* GIVEN RECORDS:
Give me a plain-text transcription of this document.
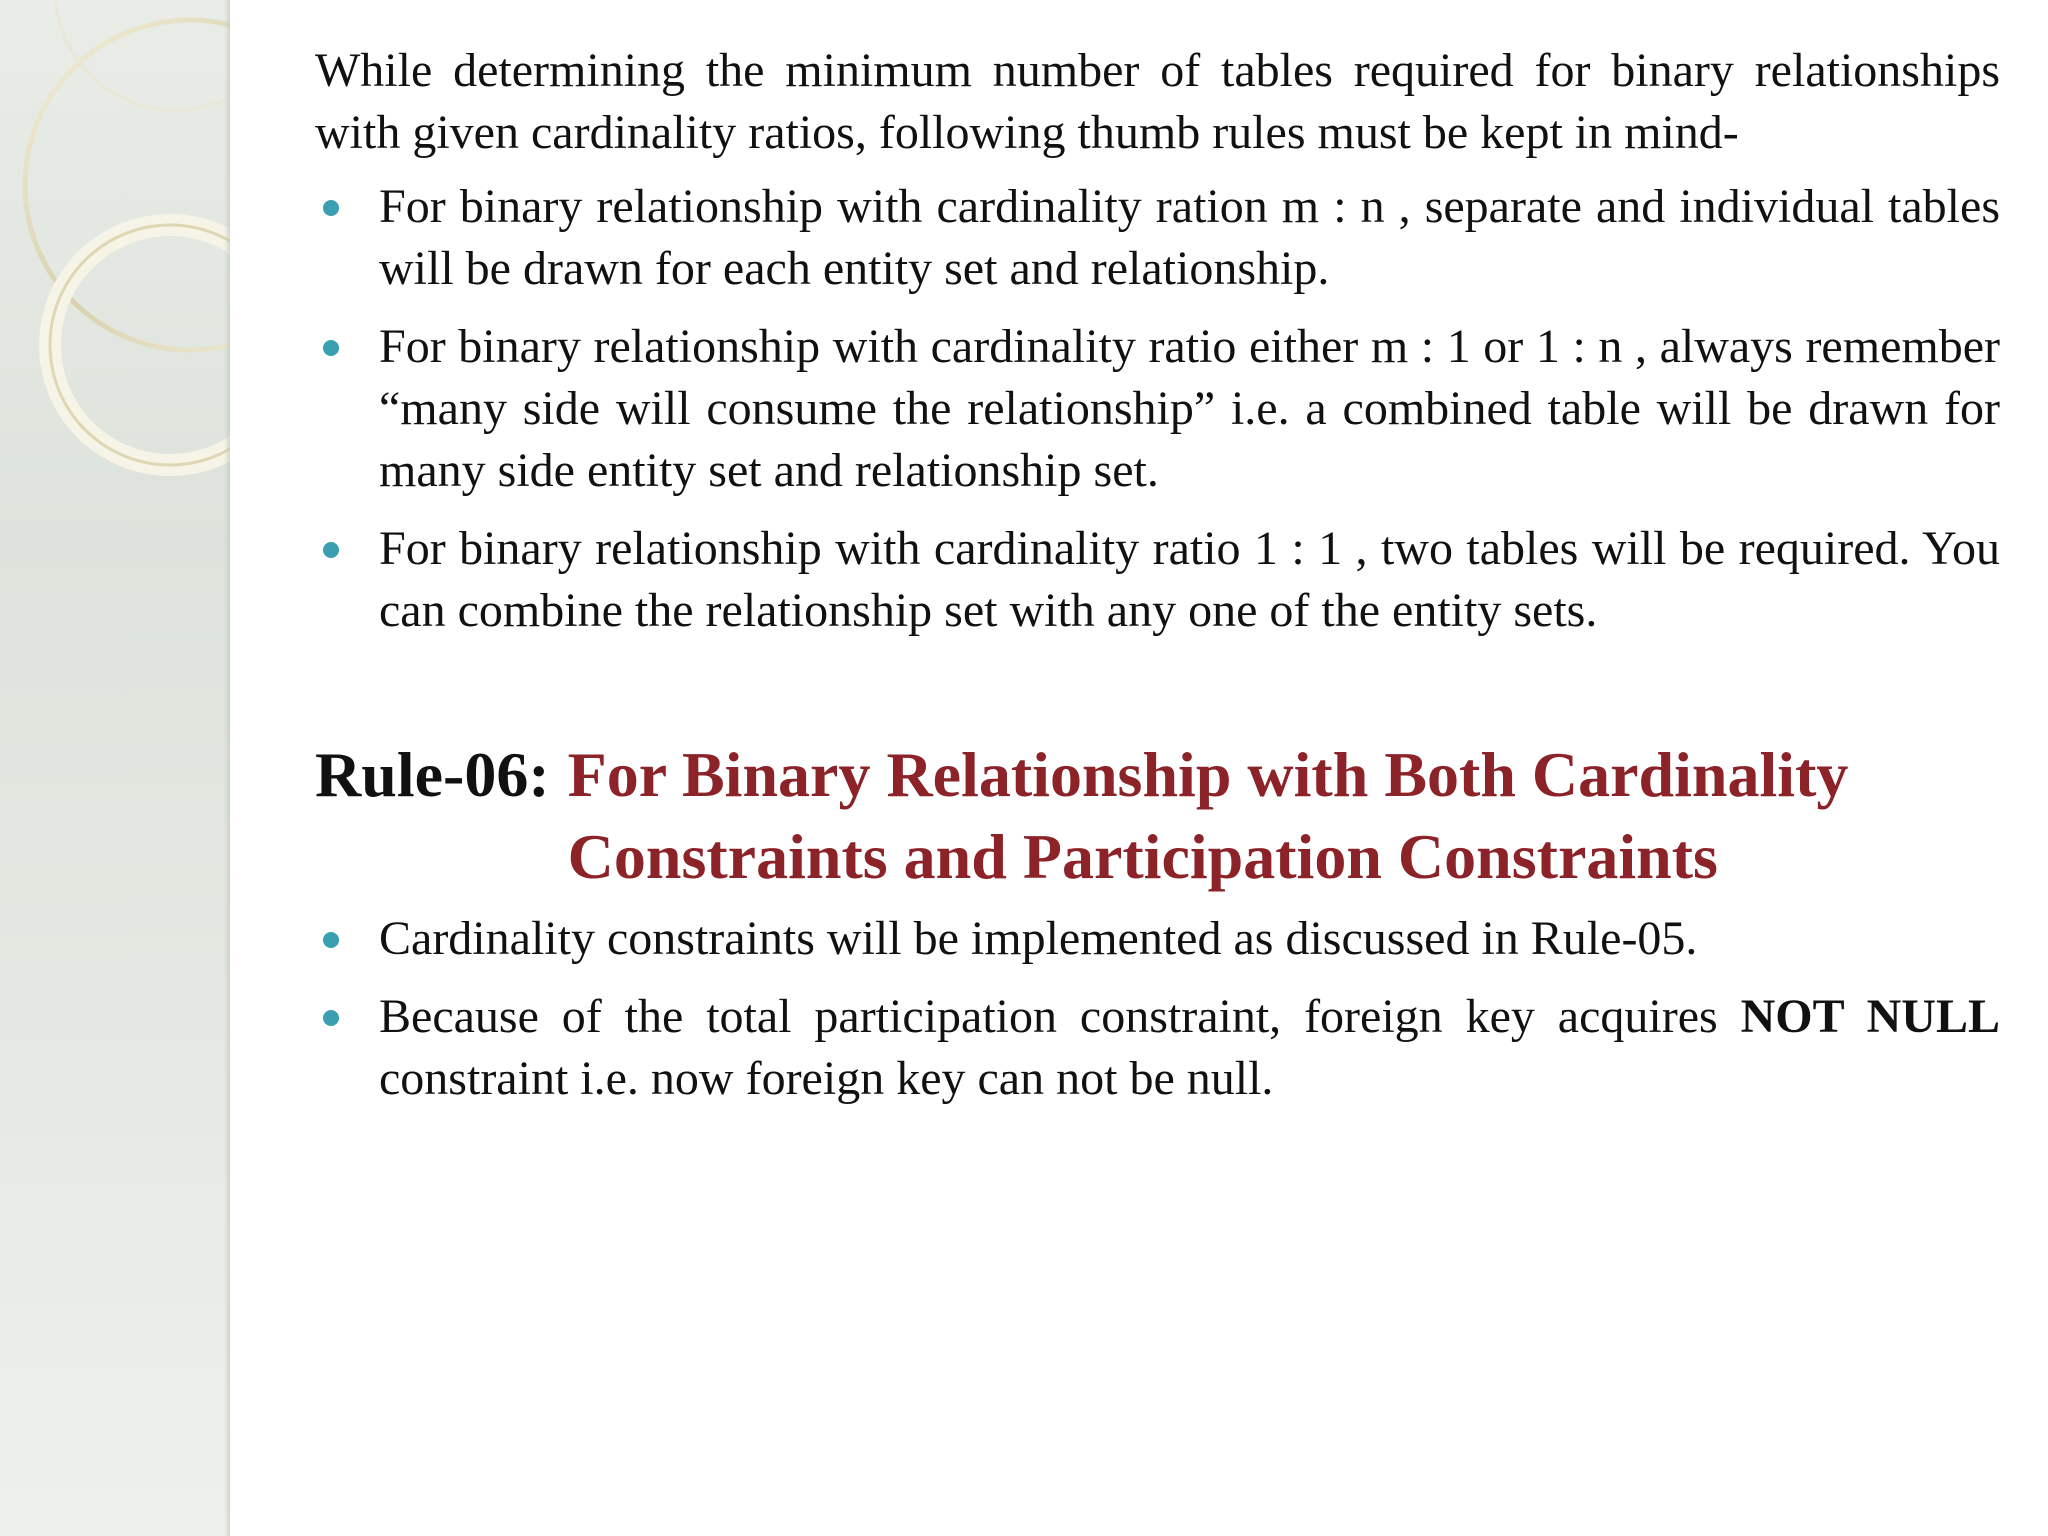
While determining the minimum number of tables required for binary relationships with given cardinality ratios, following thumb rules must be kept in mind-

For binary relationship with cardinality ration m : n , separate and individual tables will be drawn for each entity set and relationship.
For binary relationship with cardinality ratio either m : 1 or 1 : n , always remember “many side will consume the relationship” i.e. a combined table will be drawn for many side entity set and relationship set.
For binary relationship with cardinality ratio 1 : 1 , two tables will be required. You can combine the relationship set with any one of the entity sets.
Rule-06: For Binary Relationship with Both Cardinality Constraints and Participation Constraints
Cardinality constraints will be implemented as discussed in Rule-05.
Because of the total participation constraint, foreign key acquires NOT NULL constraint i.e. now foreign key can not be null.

* DESCRIPTION OF THE TASK: Make an exact copy of every record, pictures excluded.

* OUTPUT OF THE TASK:
Give me a plain-text transcription of this document.
While determining the minimum number of tables required for binary relationships with given cardinality ratios, following thumb rules must be kept in mind-

For binary relationship with cardinality ration m : n , separate and individual tables will be drawn for each entity set and relationship.
For binary relationship with cardinality ratio either m : 1 or 1 : n , always remember “many side will consume the relationship” i.e. a combined table will be drawn for many side entity set and relationship set.
For binary relationship with cardinality ratio 1 : 1 , two tables will be required. You can combine the relationship set with any one of the entity sets.
Rule-06: For Binary Relationship with Both Cardinality Constraints and Participation Constraints
Cardinality constraints will be implemented as discussed in Rule-05.
Because of the total participation constraint, foreign key acquires NOT NULL constraint i.e. now foreign key can not be null.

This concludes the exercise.